> **Lista de tarefas**:
**1.** No trecho sobre o teto de gastos, qual índice corrige pela inflação o limite da despesa primária?
**2.** Retome o trecho sobre o teto de gastos e continue-o logo após a última frase.

> **Trecho do texto**:

Luiz Gonzaga Belluzzo
A Revista Socialismo e Liberdade me oferece um espaço em suas páginas. Solicitou que eu me disponha a tecer considerações a respeito do Teto de Gastos e seus efeitos sobre as políticas públicas e os direitos sociais no Brasil.
Em 16 de setembro de 2016, nas páginas de outra resistente, CartaCapital, arriscamos, Gabriel Galípolo e este escriba que ora vos fala, um pequeno texto sobre a então PEC 241, a Proposta de Emenda à Constituição que instituiu o Novo Regime Fiscal, popularmente conhecido como “teto de gastos”.
O “novo regime fiscal” fixou um limite à despesa primária dos poderes Executivo, Legislativo e Judiciário, para cada exercício e por 20 anos. O limite é equivalente à despesa primária realizada no ano imediatamente anterior corrigida pela inflação (calculada pelo IPCA).

> **Conteúdo dos dados**:
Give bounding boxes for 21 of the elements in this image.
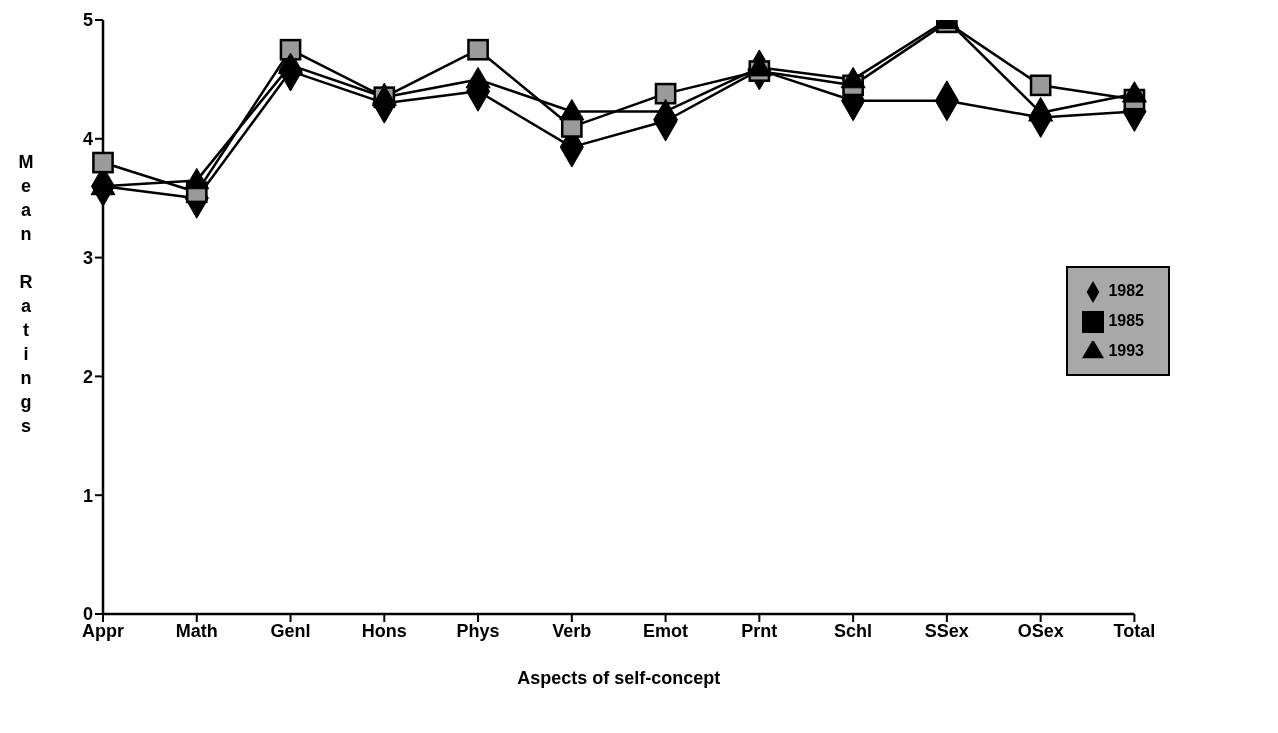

> **As respostas**:
**1.** O IPCA.

**2.**
Naquela oportunidade alertamos: “A imposição de um limite linear e genérico às despesas primárias pode deteriorar ainda mais a qualidade do gasto público. Historicamente, as despesas com atividades-meio e custeio apresentam tendência mais autônoma de crescimento. Por exclusão, os investimentos assumem o papel de despesas discricionárias. Os investimentos, já baixos e insuficientes, podem ser comprimidos ainda mais com a imposição de um limite genérico”.
Em carta enviada ao jornal Financial Times, economistas ingleses capitaneados por Robert Skidelsky, o biógrafo de John Maynard Keynes, fizeram um apelo ao Office for Budget Responsibility: “Nosso apelo é simples. Poderia a OBR discutir economia, a economia e a política econômica necessárias, e abandonar sua obsessão com o problema contábil de equilibrar orçamentos que raramente foram equilibrados nos últimos 326 anos?”.
O debate econômico aparenta uma oposição entre aqueles que desejam limitar e controlar o gasto público, ainda que isso implique comprometer políticas públicas, e os que priorizam ampliar a rede de proteção social do Estado, sem compromisso com o controle dos gastos e da dívida pública.
O cidadão de carne e osso fica cindido entre a percepção de um excesso de Estado na hora de pagar tributos e o sentimento de desamparo na carência dos serviços públicos essenciais. A contradição aponta para a verdadeira questão: superar o debate de mais ou menos Estado e avançar para a análise de quem devemos cobrar impostos e a quem deve se destinar os recursos públicos.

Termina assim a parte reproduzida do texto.